--- Task data ---

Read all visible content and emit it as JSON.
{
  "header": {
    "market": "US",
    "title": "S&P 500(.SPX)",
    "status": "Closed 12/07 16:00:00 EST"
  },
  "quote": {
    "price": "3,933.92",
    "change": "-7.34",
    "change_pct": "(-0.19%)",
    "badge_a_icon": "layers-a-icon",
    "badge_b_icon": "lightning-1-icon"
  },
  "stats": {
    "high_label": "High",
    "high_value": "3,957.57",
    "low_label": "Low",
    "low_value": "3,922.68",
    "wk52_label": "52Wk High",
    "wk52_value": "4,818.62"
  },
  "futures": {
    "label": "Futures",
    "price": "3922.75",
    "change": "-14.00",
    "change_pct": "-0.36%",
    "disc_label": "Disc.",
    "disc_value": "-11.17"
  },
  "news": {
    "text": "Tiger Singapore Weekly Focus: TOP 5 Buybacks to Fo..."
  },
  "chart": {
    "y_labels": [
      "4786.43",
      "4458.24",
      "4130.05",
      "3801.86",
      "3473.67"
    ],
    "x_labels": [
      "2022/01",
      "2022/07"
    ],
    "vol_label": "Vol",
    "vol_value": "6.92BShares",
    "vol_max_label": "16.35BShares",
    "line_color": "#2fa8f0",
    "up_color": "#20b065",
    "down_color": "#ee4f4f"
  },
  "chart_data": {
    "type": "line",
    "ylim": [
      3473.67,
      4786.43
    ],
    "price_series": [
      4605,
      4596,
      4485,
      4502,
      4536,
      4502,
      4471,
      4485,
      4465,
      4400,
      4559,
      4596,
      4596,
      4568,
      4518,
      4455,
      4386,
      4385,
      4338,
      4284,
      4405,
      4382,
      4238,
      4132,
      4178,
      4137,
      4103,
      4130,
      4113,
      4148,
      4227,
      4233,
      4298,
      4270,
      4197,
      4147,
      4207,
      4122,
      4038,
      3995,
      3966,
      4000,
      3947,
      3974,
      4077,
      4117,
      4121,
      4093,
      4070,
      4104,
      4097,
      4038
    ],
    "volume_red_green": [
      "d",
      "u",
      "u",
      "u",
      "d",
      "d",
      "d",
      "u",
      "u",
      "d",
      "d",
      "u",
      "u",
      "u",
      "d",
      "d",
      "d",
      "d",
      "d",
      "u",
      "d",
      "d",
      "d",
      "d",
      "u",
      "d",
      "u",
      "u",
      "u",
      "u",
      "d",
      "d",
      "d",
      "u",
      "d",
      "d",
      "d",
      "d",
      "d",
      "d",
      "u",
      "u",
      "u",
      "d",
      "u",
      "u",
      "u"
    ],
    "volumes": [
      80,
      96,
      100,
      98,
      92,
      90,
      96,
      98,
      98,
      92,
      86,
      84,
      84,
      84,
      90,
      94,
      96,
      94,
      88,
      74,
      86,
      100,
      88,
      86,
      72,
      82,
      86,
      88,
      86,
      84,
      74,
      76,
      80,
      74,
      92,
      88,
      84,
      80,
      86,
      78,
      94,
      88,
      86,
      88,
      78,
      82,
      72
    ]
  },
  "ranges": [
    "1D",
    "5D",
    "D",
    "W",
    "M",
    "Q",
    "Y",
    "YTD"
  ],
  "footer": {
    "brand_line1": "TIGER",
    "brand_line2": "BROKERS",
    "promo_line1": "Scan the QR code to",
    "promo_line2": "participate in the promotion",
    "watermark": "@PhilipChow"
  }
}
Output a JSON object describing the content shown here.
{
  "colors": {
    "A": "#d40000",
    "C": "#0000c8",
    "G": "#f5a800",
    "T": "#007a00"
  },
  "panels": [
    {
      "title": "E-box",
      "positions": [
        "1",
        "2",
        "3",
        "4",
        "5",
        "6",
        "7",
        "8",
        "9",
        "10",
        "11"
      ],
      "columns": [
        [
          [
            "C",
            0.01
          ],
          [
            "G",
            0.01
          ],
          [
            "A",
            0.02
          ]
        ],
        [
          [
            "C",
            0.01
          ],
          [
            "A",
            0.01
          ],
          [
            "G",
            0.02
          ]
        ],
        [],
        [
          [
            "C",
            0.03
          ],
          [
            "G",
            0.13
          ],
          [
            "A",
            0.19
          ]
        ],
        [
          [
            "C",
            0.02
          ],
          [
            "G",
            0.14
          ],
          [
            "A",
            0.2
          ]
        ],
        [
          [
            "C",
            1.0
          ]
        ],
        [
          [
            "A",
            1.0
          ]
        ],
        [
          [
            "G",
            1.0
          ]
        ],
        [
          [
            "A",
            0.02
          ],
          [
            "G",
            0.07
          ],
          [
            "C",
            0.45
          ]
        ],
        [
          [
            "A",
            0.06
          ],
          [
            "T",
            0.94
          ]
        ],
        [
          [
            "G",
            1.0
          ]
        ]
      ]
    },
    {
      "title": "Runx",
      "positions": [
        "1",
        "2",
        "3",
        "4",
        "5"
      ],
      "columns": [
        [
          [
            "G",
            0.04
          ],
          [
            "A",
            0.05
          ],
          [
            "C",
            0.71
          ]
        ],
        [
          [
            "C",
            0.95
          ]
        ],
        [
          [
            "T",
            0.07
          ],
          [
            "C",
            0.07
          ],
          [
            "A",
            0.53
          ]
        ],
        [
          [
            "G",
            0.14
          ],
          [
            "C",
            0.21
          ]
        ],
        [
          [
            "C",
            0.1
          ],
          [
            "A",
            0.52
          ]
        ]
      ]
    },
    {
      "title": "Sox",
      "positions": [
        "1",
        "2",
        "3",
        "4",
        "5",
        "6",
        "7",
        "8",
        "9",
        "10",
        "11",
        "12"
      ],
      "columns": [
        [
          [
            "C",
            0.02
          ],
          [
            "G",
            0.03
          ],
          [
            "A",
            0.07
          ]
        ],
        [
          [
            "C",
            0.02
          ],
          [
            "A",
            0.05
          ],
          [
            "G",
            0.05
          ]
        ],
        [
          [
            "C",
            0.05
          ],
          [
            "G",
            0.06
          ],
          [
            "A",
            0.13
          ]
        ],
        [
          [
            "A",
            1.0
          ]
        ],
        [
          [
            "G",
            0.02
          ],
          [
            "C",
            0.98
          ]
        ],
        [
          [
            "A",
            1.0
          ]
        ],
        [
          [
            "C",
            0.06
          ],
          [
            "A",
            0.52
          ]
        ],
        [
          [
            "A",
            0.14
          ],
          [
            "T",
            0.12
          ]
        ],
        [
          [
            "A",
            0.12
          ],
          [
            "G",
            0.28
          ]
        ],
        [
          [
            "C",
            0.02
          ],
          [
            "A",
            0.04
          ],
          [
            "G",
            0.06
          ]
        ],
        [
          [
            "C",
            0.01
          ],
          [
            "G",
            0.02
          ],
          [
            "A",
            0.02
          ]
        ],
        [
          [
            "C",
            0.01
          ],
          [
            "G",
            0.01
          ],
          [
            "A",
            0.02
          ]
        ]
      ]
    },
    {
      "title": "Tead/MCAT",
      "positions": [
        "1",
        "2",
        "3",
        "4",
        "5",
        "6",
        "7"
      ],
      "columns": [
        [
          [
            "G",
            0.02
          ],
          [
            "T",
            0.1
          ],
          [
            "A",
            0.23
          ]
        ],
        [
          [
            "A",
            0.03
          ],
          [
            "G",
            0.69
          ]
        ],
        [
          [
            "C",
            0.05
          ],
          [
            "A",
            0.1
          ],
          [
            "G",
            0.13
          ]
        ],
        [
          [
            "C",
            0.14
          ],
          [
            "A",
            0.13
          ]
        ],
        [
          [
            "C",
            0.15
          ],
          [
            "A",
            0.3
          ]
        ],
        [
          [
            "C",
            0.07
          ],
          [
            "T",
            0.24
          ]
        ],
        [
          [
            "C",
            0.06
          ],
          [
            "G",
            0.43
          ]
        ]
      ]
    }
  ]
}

---

[Instruction] Copy all lines from the material that include "icon".

[Answer for the task]
    "badge_a_icon": "layers-a-icon",
    "badge_b_icon": "lightning-1-icon"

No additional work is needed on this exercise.